# Set of tasks
**a.** Translate into Spanish this sentence from the post on Bush's tax cuts below: "The richest Americans received the largest percent increase in income due to the tax cuts."
**b.** In the post on Bush's tax cuts below, which organization put out the paper refuting the claim that the tax cuts made the tax code more progressive?

# Selected excerpt

March 21, 2007

The Myth of Bush's "Progressive" Tax Cuts

The Center on Budget and Policy Priorities has a great paper out refuting the claim made by the Bush Administration and its allies that the tax cuts enacted over the previous six years actually made the tax code more progressive. The richest Americans received the largest percent increase in income due to the tax cuts. The largest drop in federal income tax rates in percentage points went to the wealthiest one percent.

We might add that CTJ's latest figures show that if Congress went along with the President's budget proposal, over 50% of the benefits of the tax breaks will actually be flowing the to richest one percent. (Assuming that the AMT is "fixed," which the President's budget does not assume but which is likely to happen, over 53 percent of the benefits would still go to the richest 5 percent and over 40% of the benefits would still go to the richest 1 percent.)

# Entries provided

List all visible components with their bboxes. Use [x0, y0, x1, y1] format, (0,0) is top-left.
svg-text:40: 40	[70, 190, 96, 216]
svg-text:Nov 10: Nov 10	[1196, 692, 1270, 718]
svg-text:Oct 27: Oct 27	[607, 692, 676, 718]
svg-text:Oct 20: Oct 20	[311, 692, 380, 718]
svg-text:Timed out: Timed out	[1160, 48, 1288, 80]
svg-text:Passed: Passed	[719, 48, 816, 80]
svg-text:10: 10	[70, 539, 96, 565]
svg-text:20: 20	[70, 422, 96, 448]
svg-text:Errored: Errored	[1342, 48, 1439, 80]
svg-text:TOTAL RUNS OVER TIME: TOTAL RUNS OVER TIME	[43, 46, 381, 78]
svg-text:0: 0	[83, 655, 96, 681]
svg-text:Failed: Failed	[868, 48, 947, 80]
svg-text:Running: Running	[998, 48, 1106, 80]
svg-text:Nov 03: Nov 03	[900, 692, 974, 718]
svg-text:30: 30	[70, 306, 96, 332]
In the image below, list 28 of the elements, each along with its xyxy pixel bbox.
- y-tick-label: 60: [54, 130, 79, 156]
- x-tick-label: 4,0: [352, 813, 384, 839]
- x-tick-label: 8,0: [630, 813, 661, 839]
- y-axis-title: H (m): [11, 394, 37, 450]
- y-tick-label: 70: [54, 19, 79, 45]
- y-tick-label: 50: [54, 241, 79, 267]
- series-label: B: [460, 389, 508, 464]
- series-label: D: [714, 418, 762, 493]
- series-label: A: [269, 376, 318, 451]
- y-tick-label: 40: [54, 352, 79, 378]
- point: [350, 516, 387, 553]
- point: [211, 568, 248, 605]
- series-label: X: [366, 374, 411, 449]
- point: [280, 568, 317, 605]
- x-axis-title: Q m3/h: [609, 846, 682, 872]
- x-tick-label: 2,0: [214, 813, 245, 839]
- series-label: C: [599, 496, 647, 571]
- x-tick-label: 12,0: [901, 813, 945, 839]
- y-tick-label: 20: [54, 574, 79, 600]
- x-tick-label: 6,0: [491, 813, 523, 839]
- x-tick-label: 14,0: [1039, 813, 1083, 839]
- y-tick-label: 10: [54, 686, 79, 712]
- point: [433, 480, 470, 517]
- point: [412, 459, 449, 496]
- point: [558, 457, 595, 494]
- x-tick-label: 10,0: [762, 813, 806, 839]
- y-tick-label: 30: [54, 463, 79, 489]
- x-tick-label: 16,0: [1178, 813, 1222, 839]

# Answers provided
**a.** Los estadounidenses más ricos recibieron el mayor aumento porcentual de ingresos debido a los recortes de impuestos.

**b.** The Center on Budget and Policy Priorities